Instruction: Write the material out again, line by line, exactly as it is.
- - -
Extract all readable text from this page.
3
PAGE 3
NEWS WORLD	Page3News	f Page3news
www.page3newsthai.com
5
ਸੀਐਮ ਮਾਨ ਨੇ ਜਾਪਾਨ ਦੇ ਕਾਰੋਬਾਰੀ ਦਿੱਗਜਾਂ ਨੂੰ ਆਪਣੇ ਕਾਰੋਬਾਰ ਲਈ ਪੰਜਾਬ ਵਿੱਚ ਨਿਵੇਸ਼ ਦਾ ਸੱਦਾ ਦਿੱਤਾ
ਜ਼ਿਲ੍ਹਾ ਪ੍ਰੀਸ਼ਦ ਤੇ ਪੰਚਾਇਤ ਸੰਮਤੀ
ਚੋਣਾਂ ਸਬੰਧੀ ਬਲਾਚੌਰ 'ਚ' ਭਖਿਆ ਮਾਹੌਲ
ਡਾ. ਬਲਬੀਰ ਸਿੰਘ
- - -
Finished task:
Extract all readable text from this page.
3
PAGE 3
NEWS WORLD	Page3News	f Page3news
www.page3newsthai.com
5
ਸੀਐਮ ਮਾਨ ਨੇ ਜਾਪਾਨ ਦੇ ਕਾਰੋਬਾਰੀ ਦਿੱਗਜਾਂ ਨੂੰ ਆਪਣੇ ਕਾਰੋਬਾਰ ਲਈ ਪੰਜਾਬ ਵਿੱਚ ਨਿਵੇਸ਼ ਦਾ ਸੱਦਾ ਦਿੱਤਾ
ਜ਼ਿਲ੍ਹਾ ਪ੍ਰੀਸ਼ਦ ਤੇ ਪੰਚਾਇਤ ਸੰਮਤੀ
ਚੋਣਾਂ ਸਬੰਧੀ ਬਲਾਚੌਰ 'ਚ' ਭਖਿਆ ਮਾਹੌਲ
ਡਾ. ਬਲਬੀਰ ਸਿੰਘ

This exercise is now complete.